→ **TASK REQUIREMENTS**
Every record below is to be retyped exactly.

━━━━━━

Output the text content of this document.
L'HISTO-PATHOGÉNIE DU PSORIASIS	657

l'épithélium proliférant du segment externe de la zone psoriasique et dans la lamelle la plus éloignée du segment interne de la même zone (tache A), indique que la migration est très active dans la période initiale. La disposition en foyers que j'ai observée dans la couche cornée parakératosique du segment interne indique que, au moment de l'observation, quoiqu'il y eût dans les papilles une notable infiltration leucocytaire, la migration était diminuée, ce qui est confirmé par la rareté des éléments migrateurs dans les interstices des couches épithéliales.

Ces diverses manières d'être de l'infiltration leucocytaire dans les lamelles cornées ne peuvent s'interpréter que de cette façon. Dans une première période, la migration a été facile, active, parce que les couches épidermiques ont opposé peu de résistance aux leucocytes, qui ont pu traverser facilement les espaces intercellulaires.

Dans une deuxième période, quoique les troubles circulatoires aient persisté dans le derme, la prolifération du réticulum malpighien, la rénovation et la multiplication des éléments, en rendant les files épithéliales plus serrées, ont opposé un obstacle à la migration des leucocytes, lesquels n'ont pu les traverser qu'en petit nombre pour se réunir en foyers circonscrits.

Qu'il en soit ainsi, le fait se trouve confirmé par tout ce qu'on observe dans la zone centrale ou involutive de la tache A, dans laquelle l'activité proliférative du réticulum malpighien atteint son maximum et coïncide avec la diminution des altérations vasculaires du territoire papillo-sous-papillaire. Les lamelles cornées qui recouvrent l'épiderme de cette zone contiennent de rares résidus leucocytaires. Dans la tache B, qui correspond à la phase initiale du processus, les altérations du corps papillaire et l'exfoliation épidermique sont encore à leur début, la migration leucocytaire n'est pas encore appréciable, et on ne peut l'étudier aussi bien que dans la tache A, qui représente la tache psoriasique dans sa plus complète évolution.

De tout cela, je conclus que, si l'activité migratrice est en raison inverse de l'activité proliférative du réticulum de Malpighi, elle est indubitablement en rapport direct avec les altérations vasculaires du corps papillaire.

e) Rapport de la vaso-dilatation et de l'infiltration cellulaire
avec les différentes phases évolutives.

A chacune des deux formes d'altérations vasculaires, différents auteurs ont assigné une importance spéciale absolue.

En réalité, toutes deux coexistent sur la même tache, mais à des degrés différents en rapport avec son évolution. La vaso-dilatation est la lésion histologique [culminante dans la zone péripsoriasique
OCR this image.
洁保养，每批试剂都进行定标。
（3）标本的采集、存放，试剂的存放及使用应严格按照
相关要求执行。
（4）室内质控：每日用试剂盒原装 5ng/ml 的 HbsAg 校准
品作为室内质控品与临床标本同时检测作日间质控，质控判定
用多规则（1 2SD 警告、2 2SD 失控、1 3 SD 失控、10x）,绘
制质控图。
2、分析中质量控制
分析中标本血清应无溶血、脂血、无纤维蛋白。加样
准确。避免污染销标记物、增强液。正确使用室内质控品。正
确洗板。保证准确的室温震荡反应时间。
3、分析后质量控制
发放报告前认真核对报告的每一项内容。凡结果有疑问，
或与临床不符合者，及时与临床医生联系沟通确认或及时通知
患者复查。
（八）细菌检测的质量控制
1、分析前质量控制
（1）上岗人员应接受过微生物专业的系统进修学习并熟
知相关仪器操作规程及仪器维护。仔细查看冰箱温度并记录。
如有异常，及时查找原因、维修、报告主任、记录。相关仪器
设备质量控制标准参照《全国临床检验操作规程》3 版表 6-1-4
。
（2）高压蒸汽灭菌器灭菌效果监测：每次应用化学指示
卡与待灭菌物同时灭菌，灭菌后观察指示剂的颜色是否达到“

━━━━━━

→ **WRITTEN SOLUTION**
Output the text content of this document.
L'HISTO-PATHOGÉNIE DU PSORIASIS	657

l'épithélium proliférant du segment externe de la zone psoriasique et dans la lamelle la plus éloignée du segment interne de la même zone (tache A), indique que la migration est très active dans la période initiale. La disposition en foyers que j'ai observée dans la couche cornée parakératosique du segment interne indique que, au moment de l'observation, quoiqu'il y eût dans les papilles une notable infiltration leucocytaire, la migration était diminuée, ce qui est confirmé par la rareté des éléments migrateurs dans les interstices des couches épithéliales.

Ces diverses manières d'être de l'infiltration leucocytaire dans les lamelles cornées ne peuvent s'interpréter que de cette façon. Dans une première période, la migration a été facile, active, parce que les couches épidermiques ont opposé peu de résistance aux leucocytes, qui ont pu traverser facilement les espaces intercellulaires.

Dans une deuxième période, quoique les troubles circulatoires aient persisté dans le derme, la prolifération du réticulum malpighien, la rénovation et la multiplication des éléments, en rendant les files épithéliales plus serrées, ont opposé un obstacle à la migration des leucocytes, lesquels n'ont pu les traverser qu'en petit nombre pour se réunir en foyers circonscrits.

Qu'il en soit ainsi, le fait se trouve confirmé par tout ce qu'on observe dans la zone centrale ou involutive de la tache A, dans laquelle l'activité proliférative du réticulum malpighien atteint son maximum et coïncide avec la diminution des altérations vasculaires du territoire papillo-sous-papillaire. Les lamelles cornées qui recouvrent l'épiderme de cette zone contiennent de rares résidus leucocytaires. Dans la tache B, qui correspond à la phase initiale du processus, les altérations du corps papillaire et l'exfoliation épidermique sont encore à leur début, la migration leucocytaire n'est pas encore appréciable, et on ne peut l'étudier aussi bien que dans la tache A, qui représente la tache psoriasique dans sa plus complète évolution.

De tout cela, je conclus que, si l'activité migratrice est en raison inverse de l'activité proliférative du réticulum de Malpighi, elle est indubitablement en rapport direct avec les altérations vasculaires du corps papillaire.

e) Rapport de la vaso-dilatation et de l'infiltration cellulaire
avec les différentes phases évolutives.

A chacune des deux formes d'altérations vasculaires, différents auteurs ont assigné une importance spéciale absolue.

En réalité, toutes deux coexistent sur la même tache, mais à des degrés différents en rapport avec son évolution. La vaso-dilatation est la lésion histologique [culminante dans la zone péripsoriasique
OCR this image.
洁保养，每批试剂都进行定标。
（3）标本的采集、存放，试剂的存放及使用应严格按照
相关要求执行。
（4）室内质控：每日用试剂盒原装 5ng/ml 的 HbsAg 校准
品作为室内质控品与临床标本同时检测作日间质控，质控判定
用多规则（1 2SD 警告、2 2SD 失控、1 3 SD 失控、10x）,绘
制质控图。
2、分析中质量控制
分析中标本血清应无溶血、脂血、无纤维蛋白。加样
准确。避免污染销标记物、增强液。正确使用室内质控品。正
确洗板。保证准确的室温震荡反应时间。
3、分析后质量控制
发放报告前认真核对报告的每一项内容。凡结果有疑问，
或与临床不符合者，及时与临床医生联系沟通确认或及时通知
患者复查。
（八）细菌检测的质量控制
1、分析前质量控制
（1）上岗人员应接受过微生物专业的系统进修学习并熟
知相关仪器操作规程及仪器维护。仔细查看冰箱温度并记录。
如有异常，及时查找原因、维修、报告主任、记录。相关仪器
设备质量控制标准参照《全国临床检验操作规程》3 版表 6-1-4
。
（2）高压蒸汽灭菌器灭菌效果监测：每次应用化学指示
卡与待灭菌物同时灭菌，灭菌后观察指示剂的颜色是否达到“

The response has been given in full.